*WRITTEN REQUEST*. Return each line of the data below verbatim; pictures are to be left out.

Extracts from a graphics dataset:
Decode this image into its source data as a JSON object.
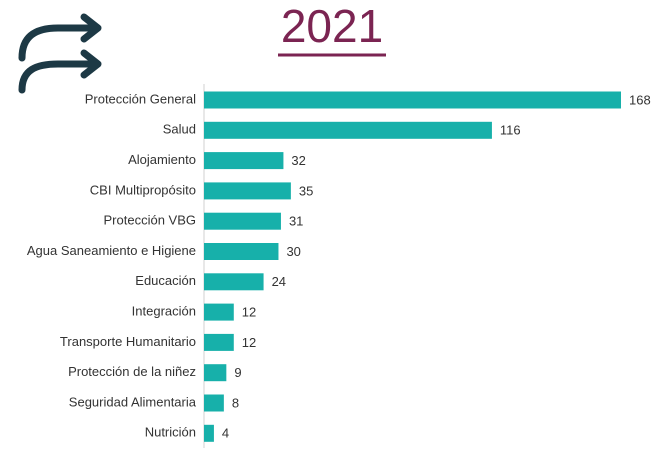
{
  "chart_data": {
    "type": "bar",
    "orientation": "horizontal",
    "title": "2021",
    "categories": [
      "Protección General",
      "Salud",
      "Alojamiento",
      "CBI Multipropósito",
      "Protección VBG",
      "Agua Saneamiento e Higiene",
      "Educación",
      "Integración",
      "Transporte Humanitario",
      "Protección de la niñez",
      "Seguridad Alimentaria",
      "Nutrición"
    ],
    "values": [
      168,
      116,
      32,
      35,
      31,
      30,
      24,
      12,
      12,
      9,
      8,
      4
    ],
    "color": "#17b0aa"
  }
}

*OUTPUT OF THE TASK*.
Decode this image into its source data as a JSON object.
{
  "chart_data": {
    "type": "bar",
    "orientation": "horizontal",
    "title": "2021",
    "categories": [
      "Protección General",
      "Salud",
      "Alojamiento",
      "CBI Multipropósito",
      "Protección VBG",
      "Agua Saneamiento e Higiene",
      "Educación",
      "Integración",
      "Transporte Humanitario",
      "Protección de la niñez",
      "Seguridad Alimentaria",
      "Nutrición"
    ],
    "values": [
      168,
      116,
      32,
      35,
      31,
      30,
      24,
      12,
      12,
      9,
      8,
      4
    ],
    "color": "#17b0aa"
  }
}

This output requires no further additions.